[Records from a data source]
=-=-=-=-=

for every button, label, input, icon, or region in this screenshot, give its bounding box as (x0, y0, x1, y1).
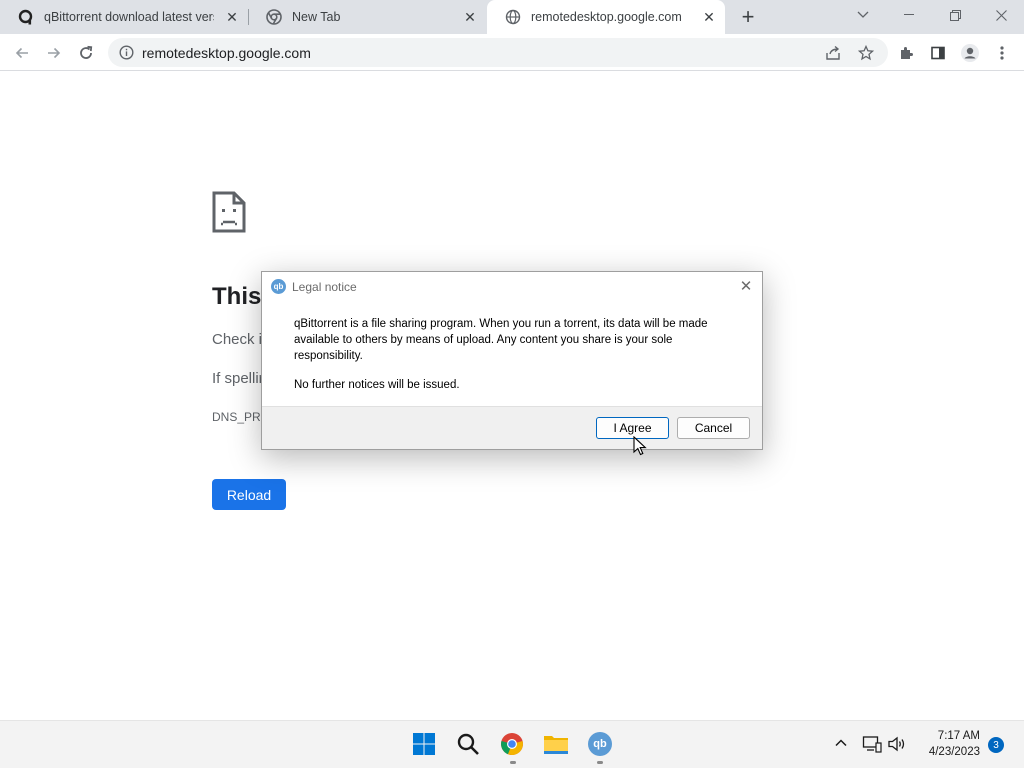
dialog-title: Legal notice (292, 280, 357, 294)
close-window-icon[interactable] (978, 0, 1024, 30)
taskbar: qb 7:17 AM 4/23/2023 3 (0, 720, 1024, 768)
notification-badge[interactable]: 3 (988, 737, 1004, 753)
dialog-close-icon[interactable]: ✕ (736, 276, 756, 296)
qbittorrent-icon-label: qb (588, 732, 612, 756)
error-spelling-text: If spellir (212, 370, 264, 387)
address-bar[interactable]: remotedesktop.google.com (108, 38, 888, 67)
qbittorrent-icon: qb (271, 279, 286, 294)
chrome-icon (266, 9, 282, 25)
tab-search-icon[interactable] (840, 0, 886, 30)
cancel-button[interactable]: Cancel (677, 417, 750, 439)
tab-qbittorrent-download[interactable]: qBittorrent download latest versi ✕ (0, 0, 248, 34)
clock-time[interactable]: 7:17 AM (918, 730, 980, 742)
qbittorrent-taskbar-icon[interactable]: qb (587, 731, 613, 757)
search-icon[interactable] (455, 731, 481, 757)
tab-strip: qBittorrent download latest versi ✕ New … (0, 0, 1024, 34)
tab-title: New Tab (292, 10, 341, 24)
menu-kebab-icon[interactable] (988, 39, 1016, 67)
address-url: remotedesktop.google.com (142, 45, 311, 61)
running-indicator (510, 761, 516, 764)
browser-toolbar: remotedesktop.google.com (0, 34, 1024, 71)
forward-icon[interactable] (40, 39, 68, 67)
share-icon[interactable] (822, 42, 844, 64)
running-indicator (597, 761, 603, 764)
show-hidden-icons-chevron-icon[interactable] (833, 735, 849, 751)
error-check-text: Check i (212, 331, 263, 348)
bookmark-star-icon[interactable] (855, 42, 877, 64)
extensions-icon[interactable] (892, 39, 920, 67)
profile-avatar-icon[interactable] (956, 39, 984, 67)
site-info-icon[interactable] (119, 45, 134, 60)
tab-remotedesktop[interactable]: remotedesktop.google.com ✕ (487, 0, 725, 34)
dialog-message-notice: No further notices will be issued. (294, 379, 460, 391)
chrome-taskbar-icon[interactable] (499, 731, 525, 757)
reload-button[interactable]: Reload (212, 479, 286, 510)
file-explorer-icon[interactable] (543, 731, 569, 757)
dialog-footer: I Agree Cancel (262, 406, 762, 449)
error-heading: This (212, 283, 262, 310)
tab-title: remotedesktop.google.com (531, 10, 682, 24)
dialog-message: qBittorrent is a file sharing program. W… (294, 318, 708, 362)
back-icon[interactable] (8, 39, 36, 67)
network-icon[interactable] (862, 735, 882, 753)
tab-title: qBittorrent download latest versi (44, 10, 214, 24)
tab-new-tab[interactable]: New Tab ✕ (248, 0, 486, 34)
side-panel-icon[interactable] (924, 39, 952, 67)
sad-document-icon (212, 191, 246, 233)
new-tab-button[interactable]: + (736, 4, 760, 29)
dialog-body: qBittorrent is a file sharing program. W… (262, 302, 762, 406)
reload-icon[interactable] (72, 39, 100, 67)
mouse-cursor-icon (633, 435, 647, 456)
legal-notice-dialog: qb Legal notice ✕ qBittorrent is a file … (261, 271, 763, 450)
windows-start-icon[interactable] (411, 731, 437, 757)
qbittorrent-favicon-icon (18, 9, 34, 25)
close-tab-icon[interactable]: ✕ (224, 9, 240, 25)
close-tab-icon[interactable]: ✕ (462, 9, 478, 25)
globe-icon (505, 9, 521, 25)
restore-icon[interactable] (932, 0, 978, 30)
dialog-titlebar[interactable]: qb Legal notice ✕ (262, 272, 762, 302)
clock-date[interactable]: 4/23/2023 (912, 746, 980, 758)
minimize-icon[interactable] (886, 0, 932, 30)
close-tab-icon[interactable]: ✕ (701, 9, 717, 25)
volume-icon[interactable] (887, 735, 907, 753)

=-=-=-=-=

▶ **Instructions for the task**
Output the data above exactly, starting with the line that contains "dialog-title: Legal notice" and going on through the line that contains "tab-strip: qBittorrent download", both included.

▶ **Written response**
dialog-title: Legal notice (292, 280, 357, 294)
close-window-icon[interactable] (978, 0, 1024, 30)
taskbar: qb 7:17 AM 4/23/2023 3 (0, 720, 1024, 768)
notification-badge[interactable]: 3 (988, 737, 1004, 753)
dialog-close-icon[interactable]: ✕ (736, 276, 756, 296)
qbittorrent-icon-label: qb (588, 732, 612, 756)
error-spelling-text: If spellir (212, 370, 264, 387)
address-bar[interactable]: remotedesktop.google.com (108, 38, 888, 67)
qbittorrent-icon: qb (271, 279, 286, 294)
chrome-icon (266, 9, 282, 25)
tab-search-icon[interactable] (840, 0, 886, 30)
cancel-button[interactable]: Cancel (677, 417, 750, 439)
tab-qbittorrent-download[interactable]: qBittorrent download latest versi ✕ (0, 0, 248, 34)
clock-time[interactable]: 7:17 AM (918, 730, 980, 742)
qbittorrent-taskbar-icon[interactable]: qb (587, 731, 613, 757)
search-icon[interactable] (455, 731, 481, 757)
tab-strip: qBittorrent download latest versi ✕ New … (0, 0, 1024, 34)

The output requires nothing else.